Job: Filter the records below down to lines containing "research".

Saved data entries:
"""
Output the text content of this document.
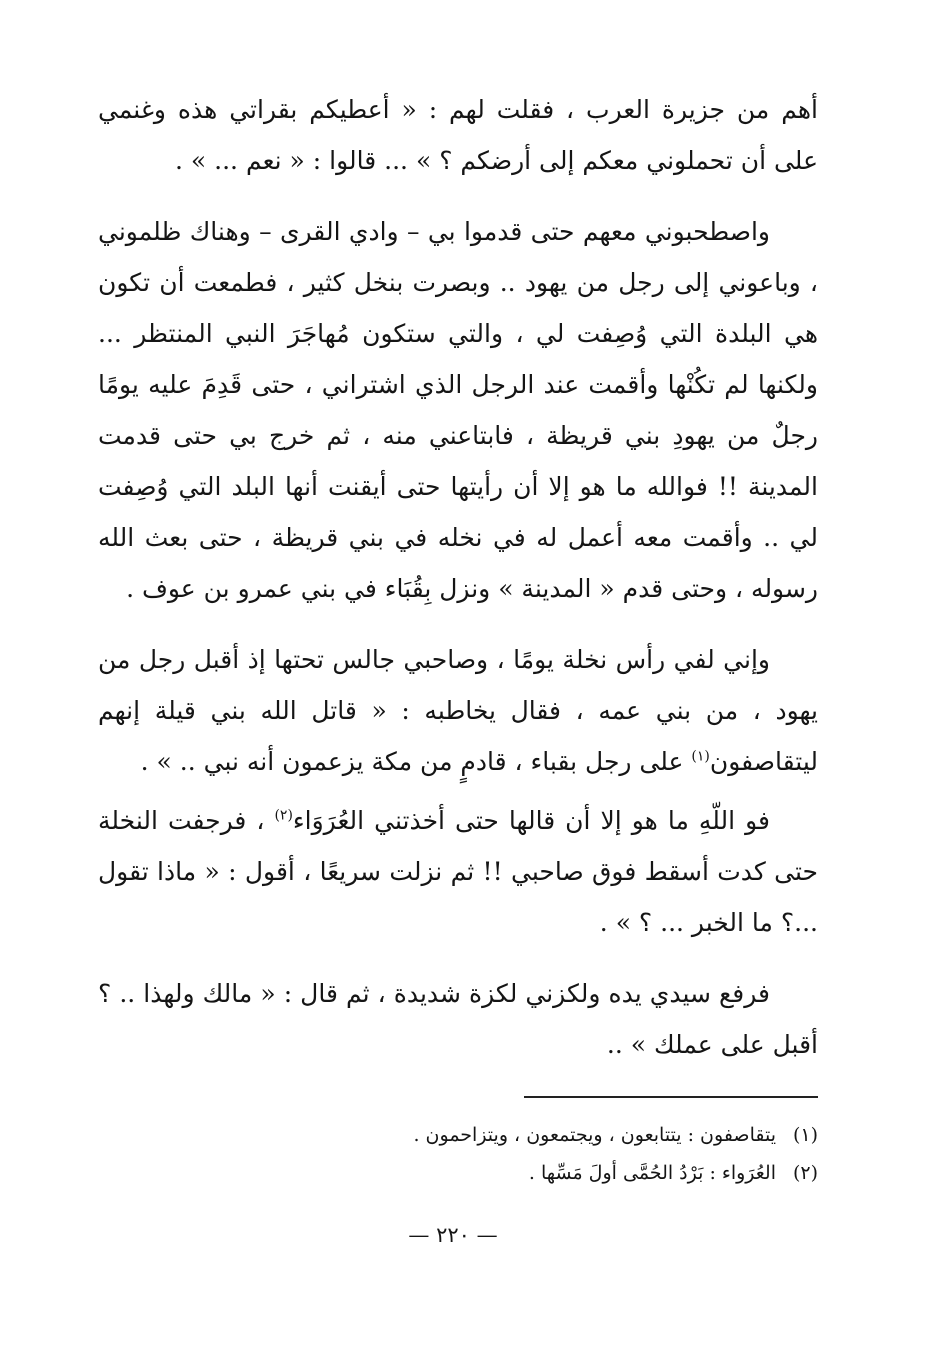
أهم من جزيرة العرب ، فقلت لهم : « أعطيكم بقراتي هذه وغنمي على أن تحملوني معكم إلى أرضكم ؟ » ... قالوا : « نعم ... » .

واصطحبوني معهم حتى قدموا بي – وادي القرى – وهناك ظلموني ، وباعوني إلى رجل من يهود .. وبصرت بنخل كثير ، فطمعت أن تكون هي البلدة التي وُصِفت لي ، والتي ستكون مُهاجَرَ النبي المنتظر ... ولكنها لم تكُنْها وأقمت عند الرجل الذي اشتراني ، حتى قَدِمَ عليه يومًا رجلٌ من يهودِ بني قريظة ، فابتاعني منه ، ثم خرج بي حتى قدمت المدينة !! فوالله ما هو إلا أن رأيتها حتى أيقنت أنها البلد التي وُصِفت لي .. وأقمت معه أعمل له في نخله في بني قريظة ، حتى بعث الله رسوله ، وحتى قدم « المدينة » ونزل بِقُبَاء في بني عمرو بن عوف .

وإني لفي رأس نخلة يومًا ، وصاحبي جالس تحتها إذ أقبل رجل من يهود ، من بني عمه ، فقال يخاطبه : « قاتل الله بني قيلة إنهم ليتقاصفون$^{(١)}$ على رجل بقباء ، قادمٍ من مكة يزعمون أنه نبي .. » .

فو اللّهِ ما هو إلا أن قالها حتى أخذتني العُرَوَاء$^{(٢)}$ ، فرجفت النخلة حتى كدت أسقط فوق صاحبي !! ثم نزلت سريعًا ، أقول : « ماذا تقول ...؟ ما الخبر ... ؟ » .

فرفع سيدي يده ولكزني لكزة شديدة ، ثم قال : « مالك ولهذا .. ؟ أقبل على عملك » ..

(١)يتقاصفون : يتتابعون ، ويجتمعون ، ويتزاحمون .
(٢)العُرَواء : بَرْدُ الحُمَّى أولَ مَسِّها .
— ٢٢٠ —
"""
"""
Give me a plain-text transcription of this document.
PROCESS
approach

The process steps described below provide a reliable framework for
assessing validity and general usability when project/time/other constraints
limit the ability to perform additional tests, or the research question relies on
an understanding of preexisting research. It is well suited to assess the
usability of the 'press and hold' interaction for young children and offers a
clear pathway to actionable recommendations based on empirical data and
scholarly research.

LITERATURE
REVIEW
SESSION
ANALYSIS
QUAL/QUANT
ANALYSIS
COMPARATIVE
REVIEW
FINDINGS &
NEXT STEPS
"""
Output for this task:
limit the ability to perform additional tests, or the research question relies on
an understanding of preexisting research. It is well suited to assess the
scholarly research.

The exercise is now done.